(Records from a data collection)
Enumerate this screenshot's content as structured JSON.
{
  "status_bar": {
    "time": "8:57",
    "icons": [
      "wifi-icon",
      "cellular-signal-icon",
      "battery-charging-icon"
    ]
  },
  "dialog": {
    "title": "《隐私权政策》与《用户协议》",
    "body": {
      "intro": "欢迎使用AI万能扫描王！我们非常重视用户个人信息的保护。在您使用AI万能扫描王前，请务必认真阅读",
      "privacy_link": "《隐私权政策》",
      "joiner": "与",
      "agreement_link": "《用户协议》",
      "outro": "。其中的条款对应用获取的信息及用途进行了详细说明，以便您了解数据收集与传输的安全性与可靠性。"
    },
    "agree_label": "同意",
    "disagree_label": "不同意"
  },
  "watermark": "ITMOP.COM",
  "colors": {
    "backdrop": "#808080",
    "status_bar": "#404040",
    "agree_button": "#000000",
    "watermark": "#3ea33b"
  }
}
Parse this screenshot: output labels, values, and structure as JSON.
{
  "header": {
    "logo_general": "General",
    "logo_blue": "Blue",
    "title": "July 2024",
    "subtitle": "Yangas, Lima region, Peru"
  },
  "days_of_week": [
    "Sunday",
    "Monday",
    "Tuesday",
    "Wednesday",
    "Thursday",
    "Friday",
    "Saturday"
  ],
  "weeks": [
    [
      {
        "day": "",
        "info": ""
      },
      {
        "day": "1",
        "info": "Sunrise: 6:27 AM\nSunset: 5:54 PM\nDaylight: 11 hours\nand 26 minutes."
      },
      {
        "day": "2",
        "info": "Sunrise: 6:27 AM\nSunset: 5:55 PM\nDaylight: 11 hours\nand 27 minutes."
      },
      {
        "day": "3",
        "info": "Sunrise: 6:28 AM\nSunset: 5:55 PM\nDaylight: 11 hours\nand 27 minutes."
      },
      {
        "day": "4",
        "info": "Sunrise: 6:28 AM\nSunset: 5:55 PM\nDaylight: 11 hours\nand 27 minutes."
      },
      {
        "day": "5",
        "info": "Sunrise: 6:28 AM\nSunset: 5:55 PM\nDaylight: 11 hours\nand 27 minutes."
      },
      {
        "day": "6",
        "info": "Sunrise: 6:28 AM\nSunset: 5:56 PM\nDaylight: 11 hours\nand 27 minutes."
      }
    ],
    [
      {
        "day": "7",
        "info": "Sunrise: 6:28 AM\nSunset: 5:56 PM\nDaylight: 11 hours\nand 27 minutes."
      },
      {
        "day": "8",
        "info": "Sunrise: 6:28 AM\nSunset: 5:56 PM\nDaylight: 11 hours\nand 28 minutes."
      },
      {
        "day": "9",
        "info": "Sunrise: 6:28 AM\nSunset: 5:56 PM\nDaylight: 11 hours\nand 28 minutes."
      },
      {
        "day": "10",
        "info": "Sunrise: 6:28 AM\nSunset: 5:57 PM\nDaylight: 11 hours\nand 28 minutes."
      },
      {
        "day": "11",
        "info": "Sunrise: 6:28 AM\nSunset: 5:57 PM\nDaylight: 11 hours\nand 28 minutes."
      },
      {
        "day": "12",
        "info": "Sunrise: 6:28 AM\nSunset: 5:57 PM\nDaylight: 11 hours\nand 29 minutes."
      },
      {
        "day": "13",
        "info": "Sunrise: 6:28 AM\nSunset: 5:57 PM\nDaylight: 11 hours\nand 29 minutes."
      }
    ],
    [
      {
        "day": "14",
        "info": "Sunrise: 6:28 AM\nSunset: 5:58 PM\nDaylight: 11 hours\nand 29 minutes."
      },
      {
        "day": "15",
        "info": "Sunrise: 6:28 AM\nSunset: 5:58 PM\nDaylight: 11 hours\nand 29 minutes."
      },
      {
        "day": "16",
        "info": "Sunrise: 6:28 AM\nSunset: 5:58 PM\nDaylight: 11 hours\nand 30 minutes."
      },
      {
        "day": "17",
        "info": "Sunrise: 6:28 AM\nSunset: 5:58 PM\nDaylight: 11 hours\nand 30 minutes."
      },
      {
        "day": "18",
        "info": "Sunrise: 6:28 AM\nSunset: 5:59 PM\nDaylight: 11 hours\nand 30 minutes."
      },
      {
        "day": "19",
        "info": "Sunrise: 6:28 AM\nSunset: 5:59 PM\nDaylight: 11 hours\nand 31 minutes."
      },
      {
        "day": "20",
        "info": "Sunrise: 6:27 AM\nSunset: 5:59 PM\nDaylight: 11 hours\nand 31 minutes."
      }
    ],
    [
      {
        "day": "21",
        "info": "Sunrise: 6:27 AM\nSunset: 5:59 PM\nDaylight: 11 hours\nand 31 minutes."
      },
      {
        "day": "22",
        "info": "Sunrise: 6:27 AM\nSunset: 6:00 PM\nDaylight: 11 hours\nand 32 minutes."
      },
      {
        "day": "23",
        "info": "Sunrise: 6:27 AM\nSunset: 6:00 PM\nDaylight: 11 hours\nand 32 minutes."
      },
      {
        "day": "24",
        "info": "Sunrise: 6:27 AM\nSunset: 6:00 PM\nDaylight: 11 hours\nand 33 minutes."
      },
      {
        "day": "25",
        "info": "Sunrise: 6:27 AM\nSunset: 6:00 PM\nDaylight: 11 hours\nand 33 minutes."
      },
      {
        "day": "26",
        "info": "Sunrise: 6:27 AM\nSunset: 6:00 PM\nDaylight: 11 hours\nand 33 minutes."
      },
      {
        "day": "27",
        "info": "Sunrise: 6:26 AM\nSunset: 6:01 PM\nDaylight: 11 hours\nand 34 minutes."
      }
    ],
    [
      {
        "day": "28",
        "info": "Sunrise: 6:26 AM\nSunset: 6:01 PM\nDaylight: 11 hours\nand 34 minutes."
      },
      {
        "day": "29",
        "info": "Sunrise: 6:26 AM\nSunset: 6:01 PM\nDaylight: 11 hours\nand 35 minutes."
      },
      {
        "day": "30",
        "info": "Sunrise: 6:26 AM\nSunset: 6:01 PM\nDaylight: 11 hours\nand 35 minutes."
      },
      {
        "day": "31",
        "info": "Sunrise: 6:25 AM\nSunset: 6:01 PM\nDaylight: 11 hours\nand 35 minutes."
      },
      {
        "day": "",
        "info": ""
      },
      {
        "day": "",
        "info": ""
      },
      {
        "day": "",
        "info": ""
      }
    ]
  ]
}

* GIVEN INSTRUCTION:
Scan the entries above for the word "this" and collect each line holding it.

* EXPECTED OUTPUT:
Enumerate this screenshot's content as structured JSON.
Parse this screenshot: output labels, values, and structure as JSON.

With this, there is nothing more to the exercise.